# Records shown start
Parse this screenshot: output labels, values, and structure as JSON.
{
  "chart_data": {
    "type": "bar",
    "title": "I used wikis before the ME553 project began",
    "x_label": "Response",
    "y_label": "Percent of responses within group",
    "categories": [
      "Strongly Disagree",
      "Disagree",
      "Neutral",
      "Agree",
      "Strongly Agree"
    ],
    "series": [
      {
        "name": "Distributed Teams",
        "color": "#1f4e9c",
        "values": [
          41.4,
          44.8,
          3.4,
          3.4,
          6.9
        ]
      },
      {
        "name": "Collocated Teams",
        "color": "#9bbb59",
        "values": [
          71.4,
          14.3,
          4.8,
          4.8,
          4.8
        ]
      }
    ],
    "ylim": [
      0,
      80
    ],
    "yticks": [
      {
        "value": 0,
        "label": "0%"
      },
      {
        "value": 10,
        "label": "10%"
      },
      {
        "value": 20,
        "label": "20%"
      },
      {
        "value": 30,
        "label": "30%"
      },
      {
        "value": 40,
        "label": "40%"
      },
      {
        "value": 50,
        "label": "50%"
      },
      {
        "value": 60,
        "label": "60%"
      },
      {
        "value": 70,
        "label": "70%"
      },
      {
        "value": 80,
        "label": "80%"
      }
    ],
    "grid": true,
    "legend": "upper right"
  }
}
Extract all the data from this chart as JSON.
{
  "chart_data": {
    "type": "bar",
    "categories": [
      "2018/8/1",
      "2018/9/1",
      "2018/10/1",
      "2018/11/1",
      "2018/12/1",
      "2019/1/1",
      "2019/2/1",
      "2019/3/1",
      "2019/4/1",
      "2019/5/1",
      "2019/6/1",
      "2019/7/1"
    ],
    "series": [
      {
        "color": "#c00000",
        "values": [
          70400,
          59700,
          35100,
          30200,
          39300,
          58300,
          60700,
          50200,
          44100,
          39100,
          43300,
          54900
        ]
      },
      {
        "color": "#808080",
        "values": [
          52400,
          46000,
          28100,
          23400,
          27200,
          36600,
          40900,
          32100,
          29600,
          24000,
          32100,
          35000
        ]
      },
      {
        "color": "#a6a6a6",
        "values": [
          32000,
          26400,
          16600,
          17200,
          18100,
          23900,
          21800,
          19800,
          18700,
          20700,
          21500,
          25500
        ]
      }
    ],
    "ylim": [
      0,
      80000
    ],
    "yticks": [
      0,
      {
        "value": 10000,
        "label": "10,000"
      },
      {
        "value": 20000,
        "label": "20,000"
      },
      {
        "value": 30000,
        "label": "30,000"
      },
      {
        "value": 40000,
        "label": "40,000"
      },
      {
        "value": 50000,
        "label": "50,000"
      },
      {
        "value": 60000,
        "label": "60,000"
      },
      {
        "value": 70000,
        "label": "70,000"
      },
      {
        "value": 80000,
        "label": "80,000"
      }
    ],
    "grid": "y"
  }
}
# Records shown end
Objective: Copy every line of the data that holds the string "color".

Task response:
        "color": "#1f4e9c",
        "color": "#9bbb59",
        "color": "#c00000",
        "color": "#808080",
        "color": "#a6a6a6",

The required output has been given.